Write out the records word for word, with no pictures.

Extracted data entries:
◆ ◆ ◆ ◆

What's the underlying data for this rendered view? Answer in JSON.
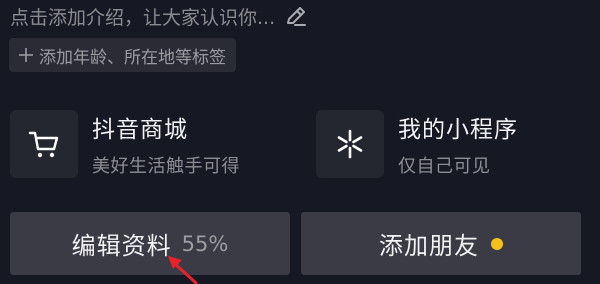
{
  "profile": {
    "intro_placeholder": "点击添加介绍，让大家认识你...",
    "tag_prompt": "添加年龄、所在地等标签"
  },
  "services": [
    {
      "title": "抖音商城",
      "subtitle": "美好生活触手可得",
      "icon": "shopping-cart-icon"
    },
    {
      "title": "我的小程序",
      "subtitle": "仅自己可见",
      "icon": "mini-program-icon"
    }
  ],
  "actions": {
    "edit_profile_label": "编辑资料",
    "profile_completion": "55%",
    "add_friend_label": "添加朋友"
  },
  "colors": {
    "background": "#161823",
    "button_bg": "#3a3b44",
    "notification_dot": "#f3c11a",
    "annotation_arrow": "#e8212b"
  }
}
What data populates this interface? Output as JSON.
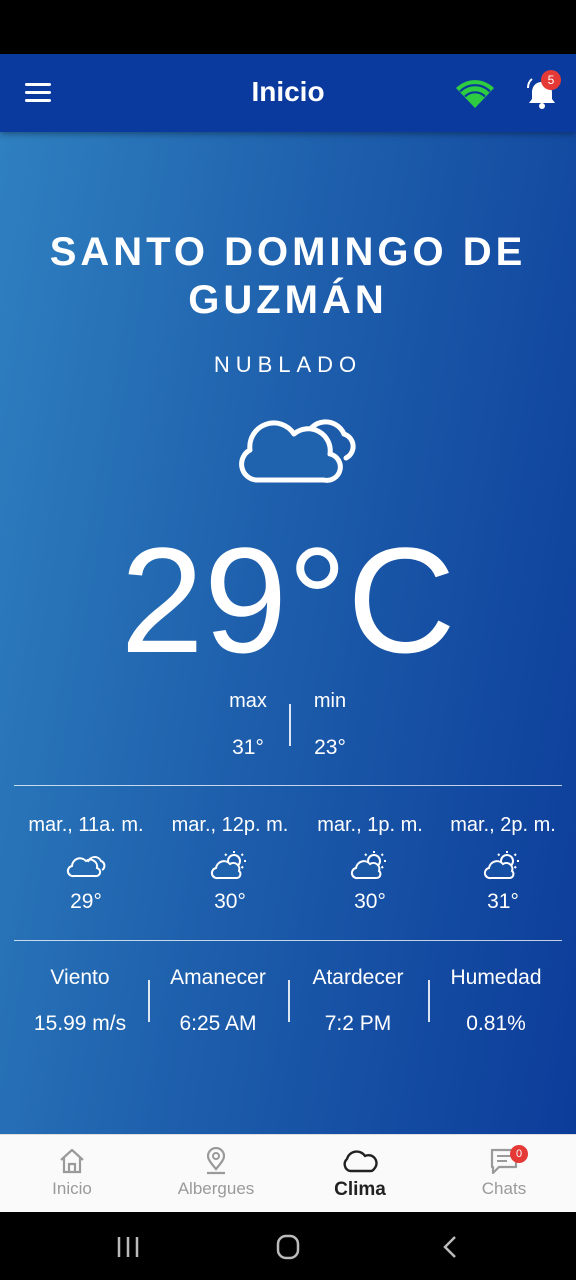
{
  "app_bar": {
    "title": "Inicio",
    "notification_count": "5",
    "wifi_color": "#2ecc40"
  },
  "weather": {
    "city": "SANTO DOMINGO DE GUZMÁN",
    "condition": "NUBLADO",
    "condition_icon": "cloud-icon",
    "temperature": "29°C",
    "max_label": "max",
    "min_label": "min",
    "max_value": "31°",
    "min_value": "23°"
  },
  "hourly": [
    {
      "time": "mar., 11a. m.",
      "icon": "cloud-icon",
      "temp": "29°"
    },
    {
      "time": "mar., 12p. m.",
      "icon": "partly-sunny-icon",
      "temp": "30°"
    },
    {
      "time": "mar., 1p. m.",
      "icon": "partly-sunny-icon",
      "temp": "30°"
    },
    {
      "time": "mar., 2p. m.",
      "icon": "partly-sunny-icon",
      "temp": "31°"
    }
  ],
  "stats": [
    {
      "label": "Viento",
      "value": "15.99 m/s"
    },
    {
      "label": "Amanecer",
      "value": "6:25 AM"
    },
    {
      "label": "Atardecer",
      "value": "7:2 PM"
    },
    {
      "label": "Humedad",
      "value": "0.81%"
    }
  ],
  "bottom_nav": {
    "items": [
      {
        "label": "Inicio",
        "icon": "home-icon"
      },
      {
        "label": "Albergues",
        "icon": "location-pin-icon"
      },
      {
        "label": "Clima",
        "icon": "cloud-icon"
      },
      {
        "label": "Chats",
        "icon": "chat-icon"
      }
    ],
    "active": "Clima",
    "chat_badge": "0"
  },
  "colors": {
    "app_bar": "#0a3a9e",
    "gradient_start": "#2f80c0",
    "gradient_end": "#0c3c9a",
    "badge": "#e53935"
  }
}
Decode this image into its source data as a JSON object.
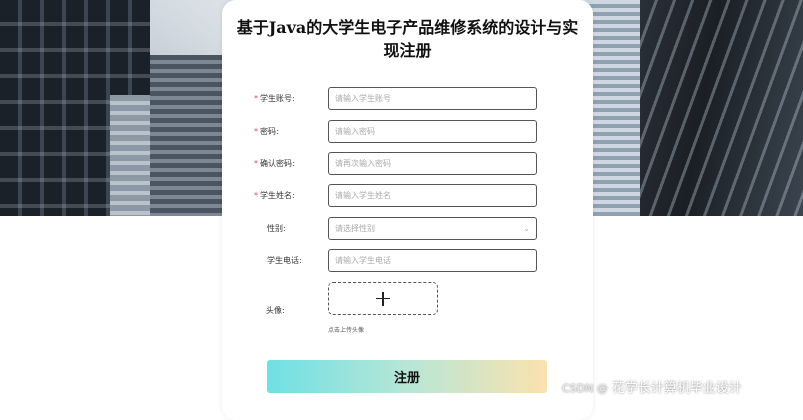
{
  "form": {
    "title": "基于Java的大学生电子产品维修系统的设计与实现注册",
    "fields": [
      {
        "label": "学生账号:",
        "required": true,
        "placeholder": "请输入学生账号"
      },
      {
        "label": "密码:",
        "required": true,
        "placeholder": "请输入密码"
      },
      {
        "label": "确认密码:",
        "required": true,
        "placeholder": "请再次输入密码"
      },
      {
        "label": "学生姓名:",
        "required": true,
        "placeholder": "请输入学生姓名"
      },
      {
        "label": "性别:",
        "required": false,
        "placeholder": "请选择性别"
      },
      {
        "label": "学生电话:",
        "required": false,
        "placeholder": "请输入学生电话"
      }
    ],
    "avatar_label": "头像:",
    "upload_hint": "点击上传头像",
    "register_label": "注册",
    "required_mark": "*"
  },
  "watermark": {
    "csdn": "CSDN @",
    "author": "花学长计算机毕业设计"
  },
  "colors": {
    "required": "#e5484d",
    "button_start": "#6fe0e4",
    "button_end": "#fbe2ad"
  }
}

◆ ◆ ◆ ◆

Expected answer:
What's the underlying data for this rendered view? Answer in JSON.
{
  "profile": {
    "intro_placeholder": "点击添加介绍，让大家认识你...",
    "tag_prompt": "添加年龄、所在地等标签"
  },
  "services": [
    {
      "title": "抖音商城",
      "subtitle": "美好生活触手可得",
      "icon": "shopping-cart-icon"
    },
    {
      "title": "我的小程序",
      "subtitle": "仅自己可见",
      "icon": "mini-program-icon"
    }
  ],
  "actions": {
    "edit_profile_label": "编辑资料",
    "profile_completion": "55%",
    "add_friend_label": "添加朋友"
  },
  "colors": {
    "background": "#161823",
    "button_bg": "#3a3b44",
    "notification_dot": "#f3c11a",
    "annotation_arrow": "#e8212b"
  }
}
What data populates this interface? Output as JSON.
{
  "app_bar": {
    "title": "Inicio",
    "notification_count": "5",
    "wifi_color": "#2ecc40"
  },
  "weather": {
    "city": "SANTO DOMINGO DE GUZMÁN",
    "condition": "NUBLADO",
    "condition_icon": "cloud-icon",
    "temperature": "29°C",
    "max_label": "max",
    "min_label": "min",
    "max_value": "31°",
    "min_value": "23°"
  },
  "hourly": [
    {
      "time": "mar., 11a. m.",
      "icon": "cloud-icon",
      "temp": "29°"
    },
    {
      "time": "mar., 12p. m.",
      "icon": "partly-sunny-icon",
      "temp": "30°"
    },
    {
      "time": "mar., 1p. m.",
      "icon": "partly-sunny-icon",
      "temp": "30°"
    },
    {
      "time": "mar., 2p. m.",
      "icon": "partly-sunny-icon",
      "temp": "31°"
    }
  ],
  "stats": [
    {
      "label": "Viento",
      "value": "15.99 m/s"
    },
    {
      "label": "Amanecer",
      "value": "6:25 AM"
    },
    {
      "label": "Atardecer",
      "value": "7:2 PM"
    },
    {
      "label": "Humedad",
      "value": "0.81%"
    }
  ],
  "bottom_nav": {
    "items": [
      {
        "label": "Inicio",
        "icon": "home-icon"
      },
      {
        "label": "Albergues",
        "icon": "location-pin-icon"
      },
      {
        "label": "Clima",
        "icon": "cloud-icon"
      },
      {
        "label": "Chats",
        "icon": "chat-icon"
      }
    ],
    "active": "Clima",
    "chat_badge": "0"
  },
  "colors": {
    "app_bar": "#0a3a9e",
    "gradient_start": "#2f80c0",
    "gradient_end": "#0c3c9a",
    "badge": "#e53935"
  }
}
Decode this image into its source data as a JSON object.
{
  "form": {
    "title": "基于Java的大学生电子产品维修系统的设计与实现注册",
    "fields": [
      {
        "label": "学生账号:",
        "required": true,
        "placeholder": "请输入学生账号"
      },
      {
        "label": "密码:",
        "required": true,
        "placeholder": "请输入密码"
      },
      {
        "label": "确认密码:",
        "required": true,
        "placeholder": "请再次输入密码"
      },
      {
        "label": "学生姓名:",
        "required": true,
        "placeholder": "请输入学生姓名"
      },
      {
        "label": "性别:",
        "required": false,
        "placeholder": "请选择性别"
      },
      {
        "label": "学生电话:",
        "required": false,
        "placeholder": "请输入学生电话"
      }
    ],
    "avatar_label": "头像:",
    "upload_hint": "点击上传头像",
    "register_label": "注册",
    "required_mark": "*"
  },
  "watermark": {
    "csdn": "CSDN @",
    "author": "花学长计算机毕业设计"
  },
  "colors": {
    "required": "#e5484d",
    "button_start": "#6fe0e4",
    "button_end": "#fbe2ad"
  }
}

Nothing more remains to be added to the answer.